Instructions to follow:
Are you able to retype all the records below exactly?

Stored data:
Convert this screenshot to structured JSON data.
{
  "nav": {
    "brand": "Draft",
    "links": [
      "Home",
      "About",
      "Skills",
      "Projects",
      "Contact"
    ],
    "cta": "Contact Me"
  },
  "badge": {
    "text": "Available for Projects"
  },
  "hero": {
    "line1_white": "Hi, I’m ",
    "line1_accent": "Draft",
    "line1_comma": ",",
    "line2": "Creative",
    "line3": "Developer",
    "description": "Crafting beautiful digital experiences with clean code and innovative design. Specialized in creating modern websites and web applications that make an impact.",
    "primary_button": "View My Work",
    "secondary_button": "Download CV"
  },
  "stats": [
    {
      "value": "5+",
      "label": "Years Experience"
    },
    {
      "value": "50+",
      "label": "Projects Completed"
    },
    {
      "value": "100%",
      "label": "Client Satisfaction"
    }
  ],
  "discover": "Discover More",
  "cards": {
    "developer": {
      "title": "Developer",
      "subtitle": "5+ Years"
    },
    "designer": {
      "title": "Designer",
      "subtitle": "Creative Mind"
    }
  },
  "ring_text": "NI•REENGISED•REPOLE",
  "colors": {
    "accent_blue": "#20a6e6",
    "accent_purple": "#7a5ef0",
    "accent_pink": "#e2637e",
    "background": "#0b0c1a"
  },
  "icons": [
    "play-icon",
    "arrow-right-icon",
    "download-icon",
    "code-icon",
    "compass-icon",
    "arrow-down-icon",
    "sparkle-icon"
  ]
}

Reply to the exercise:
Convert this screenshot to structured JSON data.
{
  "nav": {
    "brand": "Draft",
    "links": [
      "Home",
      "About",
      "Skills",
      "Projects",
      "Contact"
    ],
    "cta": "Contact Me"
  },
  "badge": {
    "text": "Available for Projects"
  },
  "hero": {
    "line1_white": "Hi, I’m ",
    "line1_accent": "Draft",
    "line1_comma": ",",
    "line2": "Creative",
    "line3": "Developer",
    "description": "Crafting beautiful digital experiences with clean code and innovative design. Specialized in creating modern websites and web applications that make an impact.",
    "primary_button": "View My Work",
    "secondary_button": "Download CV"
  },
  "stats": [
    {
      "value": "5+",
      "label": "Years Experience"
    },
    {
      "value": "50+",
      "label": "Projects Completed"
    },
    {
      "value": "100%",
      "label": "Client Satisfaction"
    }
  ],
  "discover": "Discover More",
  "cards": {
    "developer": {
      "title": "Developer",
      "subtitle": "5+ Years"
    },
    "designer": {
      "title": "Designer",
      "subtitle": "Creative Mind"
    }
  },
  "ring_text": "NI•REENGISED•REPOLE",
  "colors": {
    "accent_blue": "#20a6e6",
    "accent_purple": "#7a5ef0",
    "accent_pink": "#e2637e",
    "background": "#0b0c1a"
  },
  "icons": [
    "play-icon",
    "arrow-right-icon",
    "download-icon",
    "code-icon",
    "compass-icon",
    "arrow-down-icon",
    "sparkle-icon"
  ]
}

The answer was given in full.